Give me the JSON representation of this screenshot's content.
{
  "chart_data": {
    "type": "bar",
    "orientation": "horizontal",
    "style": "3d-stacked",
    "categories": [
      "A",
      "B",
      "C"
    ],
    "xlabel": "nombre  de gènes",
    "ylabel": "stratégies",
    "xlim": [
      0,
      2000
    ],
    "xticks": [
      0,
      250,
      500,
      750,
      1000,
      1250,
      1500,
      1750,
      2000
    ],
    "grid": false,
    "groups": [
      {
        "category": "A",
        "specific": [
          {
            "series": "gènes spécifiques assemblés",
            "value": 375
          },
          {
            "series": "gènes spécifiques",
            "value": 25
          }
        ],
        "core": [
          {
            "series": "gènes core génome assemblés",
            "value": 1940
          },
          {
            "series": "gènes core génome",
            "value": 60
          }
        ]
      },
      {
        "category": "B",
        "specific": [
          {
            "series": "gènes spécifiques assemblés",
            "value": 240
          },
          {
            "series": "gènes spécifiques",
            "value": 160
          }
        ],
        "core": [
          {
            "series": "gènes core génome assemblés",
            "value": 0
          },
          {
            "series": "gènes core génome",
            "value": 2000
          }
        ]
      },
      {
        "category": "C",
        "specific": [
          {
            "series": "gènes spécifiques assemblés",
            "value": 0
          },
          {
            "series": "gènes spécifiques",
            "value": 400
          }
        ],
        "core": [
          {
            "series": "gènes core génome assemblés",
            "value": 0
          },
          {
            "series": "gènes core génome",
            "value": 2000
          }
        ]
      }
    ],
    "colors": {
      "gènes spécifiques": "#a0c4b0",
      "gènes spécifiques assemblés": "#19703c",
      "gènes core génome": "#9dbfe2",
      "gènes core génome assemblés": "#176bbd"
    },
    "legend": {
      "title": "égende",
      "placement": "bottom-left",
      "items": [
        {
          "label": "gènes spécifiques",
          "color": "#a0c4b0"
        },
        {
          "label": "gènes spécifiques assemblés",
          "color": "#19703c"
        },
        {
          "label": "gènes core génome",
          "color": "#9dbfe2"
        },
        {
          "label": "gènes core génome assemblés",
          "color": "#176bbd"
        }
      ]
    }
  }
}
· · · · ·
■ WHAT NEEDS TO BE DONE:
Output all of the material exactly as written.

■ PROBLEM SOLUTION:
Give me the JSON representation of this screenshot's content.
{
  "chart_data": {
    "type": "bar",
    "orientation": "horizontal",
    "style": "3d-stacked",
    "categories": [
      "A",
      "B",
      "C"
    ],
    "xlabel": "nombre  de gènes",
    "ylabel": "stratégies",
    "xlim": [
      0,
      2000
    ],
    "xticks": [
      0,
      250,
      500,
      750,
      1000,
      1250,
      1500,
      1750,
      2000
    ],
    "grid": false,
    "groups": [
      {
        "category": "A",
        "specific": [
          {
            "series": "gènes spécifiques assemblés",
            "value": 375
          },
          {
            "series": "gènes spécifiques",
            "value": 25
          }
        ],
        "core": [
          {
            "series": "gènes core génome assemblés",
            "value": 1940
          },
          {
            "series": "gènes core génome",
            "value": 60
          }
        ]
      },
      {
        "category": "B",
        "specific": [
          {
            "series": "gènes spécifiques assemblés",
            "value": 240
          },
          {
            "series": "gènes spécifiques",
            "value": 160
          }
        ],
        "core": [
          {
            "series": "gènes core génome assemblés",
            "value": 0
          },
          {
            "series": "gènes core génome",
            "value": 2000
          }
        ]
      },
      {
        "category": "C",
        "specific": [
          {
            "series": "gènes spécifiques assemblés",
            "value": 0
          },
          {
            "series": "gènes spécifiques",
            "value": 400
          }
        ],
        "core": [
          {
            "series": "gènes core génome assemblés",
            "value": 0
          },
          {
            "series": "gènes core génome",
            "value": 2000
          }
        ]
      }
    ],
    "colors": {
      "gènes spécifiques": "#a0c4b0",
      "gènes spécifiques assemblés": "#19703c",
      "gènes core génome": "#9dbfe2",
      "gènes core génome assemblés": "#176bbd"
    },
    "legend": {
      "title": "égende",
      "placement": "bottom-left",
      "items": [
        {
          "label": "gènes spécifiques",
          "color": "#a0c4b0"
        },
        {
          "label": "gènes spécifiques assemblés",
          "color": "#19703c"
        },
        {
          "label": "gènes core génome",
          "color": "#9dbfe2"
        },
        {
          "label": "gènes core génome assemblés",
          "color": "#176bbd"
        }
      ]
    }
  }
}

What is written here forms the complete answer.